→ **Your task**: Copy the lines verbatim, beginning with the line that contains "Type out the text in this image." and continuing through the end of the data, and only those lines.
** START Material to process **
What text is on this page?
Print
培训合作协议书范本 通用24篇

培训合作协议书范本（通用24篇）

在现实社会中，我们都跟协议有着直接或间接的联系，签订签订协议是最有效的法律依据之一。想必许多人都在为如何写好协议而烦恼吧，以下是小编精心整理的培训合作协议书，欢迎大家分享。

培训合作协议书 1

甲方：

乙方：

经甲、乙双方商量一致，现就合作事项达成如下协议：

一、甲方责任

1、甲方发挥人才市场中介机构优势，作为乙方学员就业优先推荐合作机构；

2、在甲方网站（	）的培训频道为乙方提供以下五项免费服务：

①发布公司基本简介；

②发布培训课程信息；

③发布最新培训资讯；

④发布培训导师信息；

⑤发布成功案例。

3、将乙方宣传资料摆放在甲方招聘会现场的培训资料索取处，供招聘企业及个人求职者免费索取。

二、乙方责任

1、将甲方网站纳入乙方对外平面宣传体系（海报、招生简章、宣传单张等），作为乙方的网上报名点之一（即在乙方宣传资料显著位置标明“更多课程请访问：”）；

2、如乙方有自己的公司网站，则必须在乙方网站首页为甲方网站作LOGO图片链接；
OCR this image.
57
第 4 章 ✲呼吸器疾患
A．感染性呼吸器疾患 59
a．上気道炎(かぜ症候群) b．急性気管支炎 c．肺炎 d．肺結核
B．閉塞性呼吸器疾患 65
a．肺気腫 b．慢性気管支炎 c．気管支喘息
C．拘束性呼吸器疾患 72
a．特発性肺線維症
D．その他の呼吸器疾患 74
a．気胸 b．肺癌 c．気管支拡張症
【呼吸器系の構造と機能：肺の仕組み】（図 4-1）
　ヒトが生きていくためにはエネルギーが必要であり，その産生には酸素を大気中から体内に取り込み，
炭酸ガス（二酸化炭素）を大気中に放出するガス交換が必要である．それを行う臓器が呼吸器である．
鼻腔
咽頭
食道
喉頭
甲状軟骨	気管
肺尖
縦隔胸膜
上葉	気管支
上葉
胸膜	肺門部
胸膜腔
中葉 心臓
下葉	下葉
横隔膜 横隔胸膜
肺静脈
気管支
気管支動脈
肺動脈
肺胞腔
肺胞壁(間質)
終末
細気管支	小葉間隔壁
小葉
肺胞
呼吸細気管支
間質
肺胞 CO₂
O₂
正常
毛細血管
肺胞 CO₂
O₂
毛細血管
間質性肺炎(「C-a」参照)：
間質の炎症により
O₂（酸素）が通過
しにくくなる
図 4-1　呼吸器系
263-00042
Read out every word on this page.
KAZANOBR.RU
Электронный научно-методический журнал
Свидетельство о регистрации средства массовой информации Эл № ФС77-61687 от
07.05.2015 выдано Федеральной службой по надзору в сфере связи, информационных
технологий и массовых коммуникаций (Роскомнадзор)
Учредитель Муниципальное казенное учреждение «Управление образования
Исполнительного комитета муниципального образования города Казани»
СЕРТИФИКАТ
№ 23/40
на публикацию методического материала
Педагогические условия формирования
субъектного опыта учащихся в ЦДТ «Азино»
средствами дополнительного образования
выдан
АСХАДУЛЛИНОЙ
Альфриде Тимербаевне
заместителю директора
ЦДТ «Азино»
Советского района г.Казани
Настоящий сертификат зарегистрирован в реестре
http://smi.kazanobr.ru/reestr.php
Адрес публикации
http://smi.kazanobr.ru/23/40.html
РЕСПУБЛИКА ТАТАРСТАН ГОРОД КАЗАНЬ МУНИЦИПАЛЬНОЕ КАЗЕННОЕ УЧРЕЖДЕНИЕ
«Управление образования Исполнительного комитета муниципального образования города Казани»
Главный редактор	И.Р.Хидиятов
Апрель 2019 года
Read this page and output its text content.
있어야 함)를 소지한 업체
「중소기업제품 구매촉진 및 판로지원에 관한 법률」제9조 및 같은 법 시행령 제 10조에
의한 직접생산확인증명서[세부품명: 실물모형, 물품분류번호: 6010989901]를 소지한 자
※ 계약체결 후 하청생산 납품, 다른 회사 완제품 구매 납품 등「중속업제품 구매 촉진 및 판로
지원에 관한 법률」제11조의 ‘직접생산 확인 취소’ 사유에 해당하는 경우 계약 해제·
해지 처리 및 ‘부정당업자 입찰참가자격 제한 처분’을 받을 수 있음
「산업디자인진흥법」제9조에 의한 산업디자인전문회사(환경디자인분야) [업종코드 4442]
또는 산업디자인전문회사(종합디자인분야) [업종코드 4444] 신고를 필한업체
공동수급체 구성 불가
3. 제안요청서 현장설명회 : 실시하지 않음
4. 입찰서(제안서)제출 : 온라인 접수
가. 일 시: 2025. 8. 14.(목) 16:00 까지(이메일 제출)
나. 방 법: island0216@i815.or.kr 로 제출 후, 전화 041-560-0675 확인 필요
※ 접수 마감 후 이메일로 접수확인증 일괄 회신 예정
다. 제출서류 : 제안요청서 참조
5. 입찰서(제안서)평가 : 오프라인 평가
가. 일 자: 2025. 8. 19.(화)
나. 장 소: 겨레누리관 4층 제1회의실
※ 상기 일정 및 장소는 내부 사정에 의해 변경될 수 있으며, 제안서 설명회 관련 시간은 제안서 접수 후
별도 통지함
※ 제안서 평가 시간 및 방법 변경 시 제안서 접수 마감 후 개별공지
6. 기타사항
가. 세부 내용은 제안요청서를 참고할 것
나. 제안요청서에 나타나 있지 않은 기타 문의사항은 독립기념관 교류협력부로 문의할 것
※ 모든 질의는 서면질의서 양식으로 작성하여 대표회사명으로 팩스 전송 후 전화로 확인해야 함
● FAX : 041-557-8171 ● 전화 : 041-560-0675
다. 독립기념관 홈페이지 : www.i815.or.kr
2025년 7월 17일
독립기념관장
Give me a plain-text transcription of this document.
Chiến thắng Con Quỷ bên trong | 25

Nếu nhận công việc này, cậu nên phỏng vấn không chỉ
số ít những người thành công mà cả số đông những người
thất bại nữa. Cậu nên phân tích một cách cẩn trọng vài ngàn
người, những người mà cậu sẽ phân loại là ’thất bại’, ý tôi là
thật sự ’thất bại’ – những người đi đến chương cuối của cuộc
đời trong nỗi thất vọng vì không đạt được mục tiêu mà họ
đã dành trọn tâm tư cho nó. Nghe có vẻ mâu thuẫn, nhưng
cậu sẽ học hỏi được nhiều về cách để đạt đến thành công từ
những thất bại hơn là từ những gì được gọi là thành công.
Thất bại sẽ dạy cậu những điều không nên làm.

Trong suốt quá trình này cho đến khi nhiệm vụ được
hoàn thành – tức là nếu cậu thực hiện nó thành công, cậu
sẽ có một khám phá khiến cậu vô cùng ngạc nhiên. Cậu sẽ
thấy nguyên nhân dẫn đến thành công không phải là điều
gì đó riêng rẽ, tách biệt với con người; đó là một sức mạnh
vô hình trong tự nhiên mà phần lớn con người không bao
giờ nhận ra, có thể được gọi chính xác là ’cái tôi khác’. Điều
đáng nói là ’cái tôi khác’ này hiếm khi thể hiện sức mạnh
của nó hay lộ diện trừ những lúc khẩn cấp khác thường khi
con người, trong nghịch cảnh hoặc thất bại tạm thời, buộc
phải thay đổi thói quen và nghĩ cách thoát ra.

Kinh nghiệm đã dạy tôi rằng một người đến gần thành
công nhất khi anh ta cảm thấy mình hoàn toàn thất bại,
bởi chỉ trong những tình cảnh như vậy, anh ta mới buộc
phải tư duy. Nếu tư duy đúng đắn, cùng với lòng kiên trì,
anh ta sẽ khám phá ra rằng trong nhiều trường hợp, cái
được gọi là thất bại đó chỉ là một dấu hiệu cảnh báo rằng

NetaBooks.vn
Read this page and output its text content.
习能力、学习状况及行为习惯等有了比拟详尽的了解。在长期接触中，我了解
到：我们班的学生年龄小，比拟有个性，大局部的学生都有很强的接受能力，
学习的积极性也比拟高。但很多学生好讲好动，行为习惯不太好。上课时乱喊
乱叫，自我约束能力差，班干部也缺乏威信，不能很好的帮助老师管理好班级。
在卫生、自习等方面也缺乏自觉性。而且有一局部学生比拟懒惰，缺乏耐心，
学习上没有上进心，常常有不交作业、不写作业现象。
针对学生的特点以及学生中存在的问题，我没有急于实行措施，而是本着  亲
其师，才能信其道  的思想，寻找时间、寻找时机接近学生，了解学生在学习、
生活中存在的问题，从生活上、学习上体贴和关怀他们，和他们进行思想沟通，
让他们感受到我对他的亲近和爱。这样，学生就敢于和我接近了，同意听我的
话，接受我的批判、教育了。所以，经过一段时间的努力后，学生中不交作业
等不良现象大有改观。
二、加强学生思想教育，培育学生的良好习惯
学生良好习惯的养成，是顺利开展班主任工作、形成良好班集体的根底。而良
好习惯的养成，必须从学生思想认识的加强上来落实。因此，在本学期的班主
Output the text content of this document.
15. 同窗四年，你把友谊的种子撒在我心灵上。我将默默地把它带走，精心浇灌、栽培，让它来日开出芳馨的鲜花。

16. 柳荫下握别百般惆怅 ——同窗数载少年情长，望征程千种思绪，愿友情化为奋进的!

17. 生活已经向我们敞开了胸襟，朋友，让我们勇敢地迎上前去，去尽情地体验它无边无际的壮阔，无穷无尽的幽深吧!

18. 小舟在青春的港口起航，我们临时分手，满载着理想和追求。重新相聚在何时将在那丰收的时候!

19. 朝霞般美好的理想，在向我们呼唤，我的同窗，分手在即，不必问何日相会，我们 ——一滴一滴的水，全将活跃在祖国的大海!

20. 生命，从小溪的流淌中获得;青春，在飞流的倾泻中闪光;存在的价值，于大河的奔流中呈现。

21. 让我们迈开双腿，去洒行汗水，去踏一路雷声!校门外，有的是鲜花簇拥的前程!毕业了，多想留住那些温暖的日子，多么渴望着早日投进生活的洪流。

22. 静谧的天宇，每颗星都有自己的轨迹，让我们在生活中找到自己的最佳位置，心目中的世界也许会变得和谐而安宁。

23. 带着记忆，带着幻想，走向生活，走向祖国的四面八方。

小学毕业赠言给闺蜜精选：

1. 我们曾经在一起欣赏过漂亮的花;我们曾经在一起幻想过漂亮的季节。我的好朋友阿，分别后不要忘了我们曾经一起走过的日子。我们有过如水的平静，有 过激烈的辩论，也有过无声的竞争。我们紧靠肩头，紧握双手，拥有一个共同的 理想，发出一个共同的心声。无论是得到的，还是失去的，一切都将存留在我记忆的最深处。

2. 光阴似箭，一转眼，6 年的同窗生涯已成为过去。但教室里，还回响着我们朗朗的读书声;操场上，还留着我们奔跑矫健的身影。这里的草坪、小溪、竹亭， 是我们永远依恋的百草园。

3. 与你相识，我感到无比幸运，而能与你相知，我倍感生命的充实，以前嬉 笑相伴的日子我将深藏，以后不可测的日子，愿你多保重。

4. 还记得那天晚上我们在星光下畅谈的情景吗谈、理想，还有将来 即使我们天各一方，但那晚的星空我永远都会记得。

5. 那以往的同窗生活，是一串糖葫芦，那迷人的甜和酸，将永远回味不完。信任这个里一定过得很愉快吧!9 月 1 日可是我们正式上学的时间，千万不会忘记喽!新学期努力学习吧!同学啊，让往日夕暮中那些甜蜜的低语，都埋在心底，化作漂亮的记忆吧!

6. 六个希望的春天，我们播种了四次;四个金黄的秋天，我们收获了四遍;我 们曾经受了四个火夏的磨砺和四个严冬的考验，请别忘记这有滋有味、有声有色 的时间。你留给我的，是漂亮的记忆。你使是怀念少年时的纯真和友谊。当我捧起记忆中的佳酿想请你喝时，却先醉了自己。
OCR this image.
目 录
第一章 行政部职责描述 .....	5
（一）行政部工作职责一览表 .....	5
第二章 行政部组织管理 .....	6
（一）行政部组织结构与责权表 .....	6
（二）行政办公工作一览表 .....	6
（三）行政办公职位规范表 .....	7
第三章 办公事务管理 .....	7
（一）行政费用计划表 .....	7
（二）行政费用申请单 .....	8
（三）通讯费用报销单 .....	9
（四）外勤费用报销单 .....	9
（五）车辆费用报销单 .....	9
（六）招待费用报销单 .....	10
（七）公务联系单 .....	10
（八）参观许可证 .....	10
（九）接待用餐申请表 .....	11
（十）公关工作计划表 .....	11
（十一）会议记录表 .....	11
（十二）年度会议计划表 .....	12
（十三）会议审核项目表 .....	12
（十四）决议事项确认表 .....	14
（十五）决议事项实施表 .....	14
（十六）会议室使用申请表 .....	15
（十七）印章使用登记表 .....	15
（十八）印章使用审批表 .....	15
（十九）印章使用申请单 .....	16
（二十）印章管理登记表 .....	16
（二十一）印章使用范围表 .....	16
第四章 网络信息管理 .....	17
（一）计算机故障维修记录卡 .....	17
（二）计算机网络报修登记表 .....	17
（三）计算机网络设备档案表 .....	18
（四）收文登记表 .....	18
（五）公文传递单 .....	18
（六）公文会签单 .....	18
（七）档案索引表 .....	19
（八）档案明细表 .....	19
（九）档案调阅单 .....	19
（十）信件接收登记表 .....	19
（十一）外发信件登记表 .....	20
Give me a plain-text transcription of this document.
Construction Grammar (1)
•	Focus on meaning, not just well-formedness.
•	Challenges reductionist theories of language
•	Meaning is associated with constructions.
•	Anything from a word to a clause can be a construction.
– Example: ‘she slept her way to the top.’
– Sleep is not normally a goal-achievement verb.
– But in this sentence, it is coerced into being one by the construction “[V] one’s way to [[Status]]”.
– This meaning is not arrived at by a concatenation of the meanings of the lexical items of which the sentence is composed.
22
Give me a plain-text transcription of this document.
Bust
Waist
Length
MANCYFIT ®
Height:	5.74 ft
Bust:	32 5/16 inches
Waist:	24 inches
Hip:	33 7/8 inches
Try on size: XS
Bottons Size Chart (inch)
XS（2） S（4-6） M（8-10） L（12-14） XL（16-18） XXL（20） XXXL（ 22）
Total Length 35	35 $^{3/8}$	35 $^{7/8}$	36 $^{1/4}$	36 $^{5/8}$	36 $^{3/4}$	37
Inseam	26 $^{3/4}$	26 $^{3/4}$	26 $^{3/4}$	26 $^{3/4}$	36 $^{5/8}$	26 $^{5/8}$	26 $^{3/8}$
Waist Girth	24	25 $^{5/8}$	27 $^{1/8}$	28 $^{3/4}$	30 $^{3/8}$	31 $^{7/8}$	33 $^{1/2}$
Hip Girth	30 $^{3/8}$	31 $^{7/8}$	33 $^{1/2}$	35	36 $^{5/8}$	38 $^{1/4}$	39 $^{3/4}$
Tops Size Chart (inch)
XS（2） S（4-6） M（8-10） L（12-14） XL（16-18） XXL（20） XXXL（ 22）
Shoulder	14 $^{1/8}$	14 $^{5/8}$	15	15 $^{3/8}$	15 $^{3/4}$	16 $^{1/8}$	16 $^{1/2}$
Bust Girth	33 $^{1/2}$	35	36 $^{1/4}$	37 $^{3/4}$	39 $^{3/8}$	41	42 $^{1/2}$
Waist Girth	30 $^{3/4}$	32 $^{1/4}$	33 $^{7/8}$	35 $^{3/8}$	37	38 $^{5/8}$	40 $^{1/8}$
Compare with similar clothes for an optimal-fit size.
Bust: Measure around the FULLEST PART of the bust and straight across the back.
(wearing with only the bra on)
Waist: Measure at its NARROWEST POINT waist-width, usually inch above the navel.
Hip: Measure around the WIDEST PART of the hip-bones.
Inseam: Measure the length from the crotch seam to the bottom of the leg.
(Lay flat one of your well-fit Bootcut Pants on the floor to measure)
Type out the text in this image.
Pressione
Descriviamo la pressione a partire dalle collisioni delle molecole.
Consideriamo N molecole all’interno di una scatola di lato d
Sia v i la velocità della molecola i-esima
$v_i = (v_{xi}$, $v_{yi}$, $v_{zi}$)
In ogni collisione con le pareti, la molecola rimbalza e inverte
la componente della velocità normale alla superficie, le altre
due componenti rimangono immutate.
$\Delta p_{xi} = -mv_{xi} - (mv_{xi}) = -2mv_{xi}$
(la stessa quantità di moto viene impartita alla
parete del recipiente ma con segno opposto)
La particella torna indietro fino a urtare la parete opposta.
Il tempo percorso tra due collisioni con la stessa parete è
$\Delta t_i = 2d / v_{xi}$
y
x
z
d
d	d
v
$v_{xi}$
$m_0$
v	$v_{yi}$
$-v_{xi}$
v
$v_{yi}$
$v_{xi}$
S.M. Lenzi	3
** END Material to process **
→ **Reply to the exercise**:
Type out the text in this image.
Pressione
Descriviamo la pressione a partire dalle collisioni delle molecole.
Consideriamo N molecole all’interno di una scatola di lato d
Sia v i la velocità della molecola i-esima
$v_i = (v_{xi}$, $v_{yi}$, $v_{zi}$)
In ogni collisione con le pareti, la molecola rimbalza e inverte
la componente della velocità normale alla superficie, le altre
due componenti rimangono immutate.
$\Delta p_{xi} = -mv_{xi} - (mv_{xi}) = -2mv_{xi}$
(la stessa quantità di moto viene impartita alla
parete del recipiente ma con segno opposto)
La particella torna indietro fino a urtare la parete opposta.
Il tempo percorso tra due collisioni con la stessa parete è
$\Delta t_i = 2d / v_{xi}$
y
x
z
d
d	d
v
$v_{xi}$
$m_0$
v	$v_{yi}$
$-v_{xi}$
v
$v_{yi}$
$v_{xi}$
S.M. Lenzi	3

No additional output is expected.